## [Task prompt]
Leaving out every picture, quote the data below exactly as it appears.

#####

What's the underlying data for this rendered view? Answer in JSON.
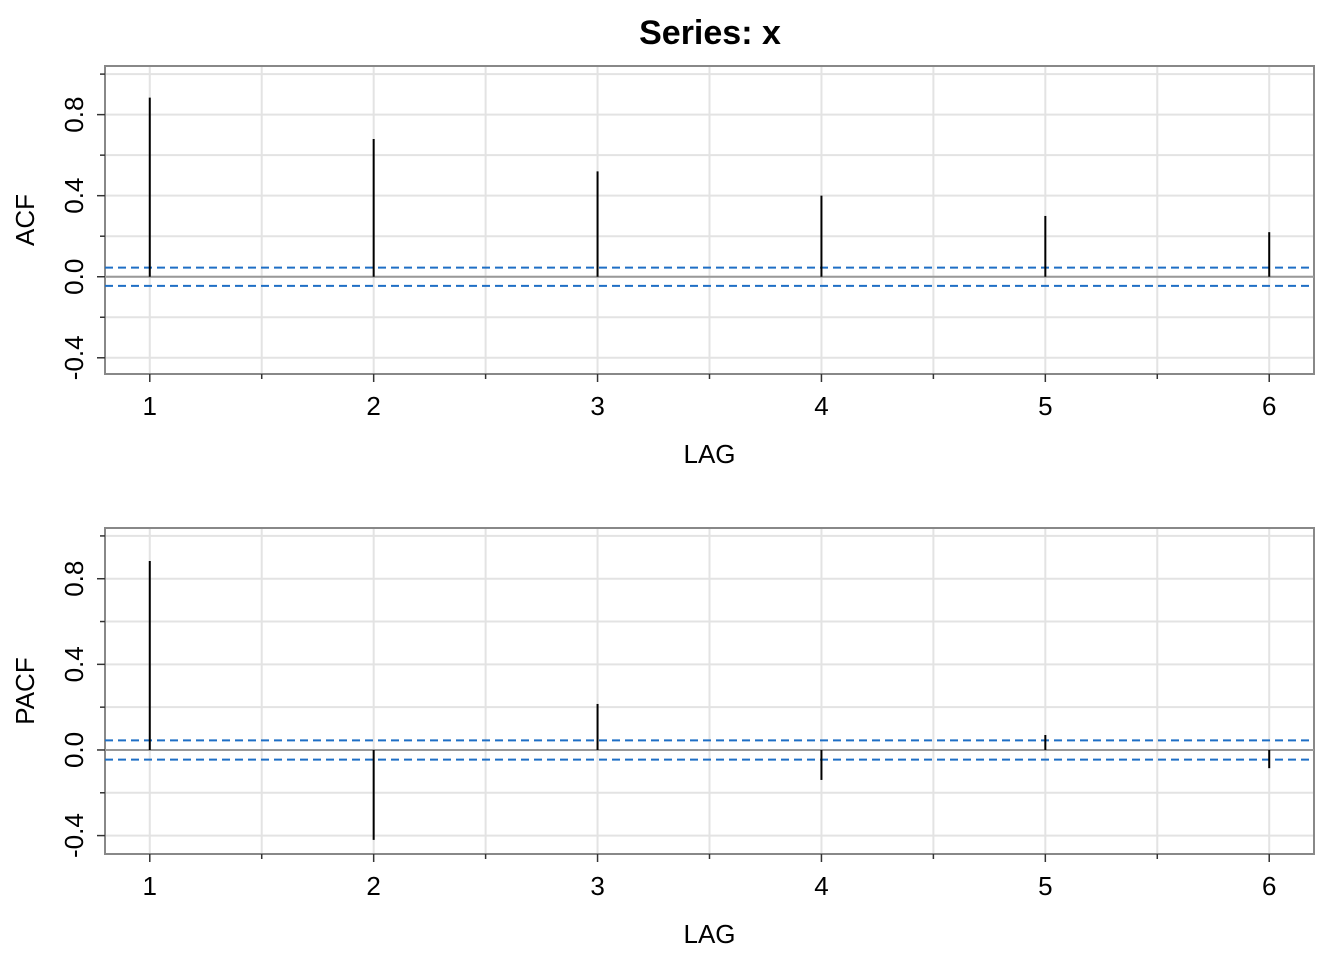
{
  "chart_data": [
    {
      "type": "spike",
      "title": "Series:  x",
      "ylabel": "ACF",
      "xlabel": "LAG",
      "x": [
        1,
        2,
        3,
        4,
        5,
        6
      ],
      "values": [
        0.884,
        0.68,
        0.52,
        0.4,
        0.3,
        0.22
      ],
      "color": "#000000",
      "xlim": [
        0.8,
        6.2
      ],
      "xticks": [
        1,
        2,
        3,
        4,
        5,
        6
      ],
      "xminorticks": [
        1.5,
        2.5,
        3.5,
        4.5,
        5.5
      ],
      "ylim": [
        -0.48,
        1.04
      ],
      "yticks": [
        -0.4,
        {
          "value": 0,
          "label": "0.0"
        },
        0.4,
        0.8
      ],
      "yminorticks": [
        -0.2,
        0.2,
        0.6,
        1.0
      ],
      "conf_limits": [
        0.045,
        -0.045
      ],
      "conf_color": "#1f6fc5",
      "grid": true
    },
    {
      "type": "spike",
      "ylabel": "PACF",
      "xlabel": "LAG",
      "x": [
        1,
        2,
        3,
        4,
        5,
        6
      ],
      "values": [
        0.883,
        -0.42,
        0.215,
        -0.14,
        0.07,
        -0.085
      ],
      "color": "#000000",
      "xlim": [
        0.8,
        6.2
      ],
      "xticks": [
        1,
        2,
        3,
        4,
        5,
        6
      ],
      "xminorticks": [
        1.5,
        2.5,
        3.5,
        4.5,
        5.5
      ],
      "ylim": [
        -0.486,
        1.037
      ],
      "yticks": [
        -0.4,
        {
          "value": 0,
          "label": "0.0"
        },
        0.4,
        0.8
      ],
      "yminorticks": [
        -0.2,
        0.2,
        0.6,
        1.0
      ],
      "conf_limits": [
        0.045,
        -0.045
      ],
      "conf_color": "#1f6fc5",
      "grid": true
    }
  ]
}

#####

## [Full answer]
What's the underlying data for this rendered view? Answer in JSON.
{
  "chart_data": [
    {
      "type": "spike",
      "title": "Series:  x",
      "ylabel": "ACF",
      "xlabel": "LAG",
      "x": [
        1,
        2,
        3,
        4,
        5,
        6
      ],
      "values": [
        0.884,
        0.68,
        0.52,
        0.4,
        0.3,
        0.22
      ],
      "color": "#000000",
      "xlim": [
        0.8,
        6.2
      ],
      "xticks": [
        1,
        2,
        3,
        4,
        5,
        6
      ],
      "xminorticks": [
        1.5,
        2.5,
        3.5,
        4.5,
        5.5
      ],
      "ylim": [
        -0.48,
        1.04
      ],
      "yticks": [
        -0.4,
        {
          "value": 0,
          "label": "0.0"
        },
        0.4,
        0.8
      ],
      "yminorticks": [
        -0.2,
        0.2,
        0.6,
        1.0
      ],
      "conf_limits": [
        0.045,
        -0.045
      ],
      "conf_color": "#1f6fc5",
      "grid": true
    },
    {
      "type": "spike",
      "ylabel": "PACF",
      "xlabel": "LAG",
      "x": [
        1,
        2,
        3,
        4,
        5,
        6
      ],
      "values": [
        0.883,
        -0.42,
        0.215,
        -0.14,
        0.07,
        -0.085
      ],
      "color": "#000000",
      "xlim": [
        0.8,
        6.2
      ],
      "xticks": [
        1,
        2,
        3,
        4,
        5,
        6
      ],
      "xminorticks": [
        1.5,
        2.5,
        3.5,
        4.5,
        5.5
      ],
      "ylim": [
        -0.486,
        1.037
      ],
      "yticks": [
        -0.4,
        {
          "value": 0,
          "label": "0.0"
        },
        0.4,
        0.8
      ],
      "yminorticks": [
        -0.2,
        0.2,
        0.6,
        1.0
      ],
      "conf_limits": [
        0.045,
        -0.045
      ],
      "conf_color": "#1f6fc5",
      "grid": true
    }
  ]
}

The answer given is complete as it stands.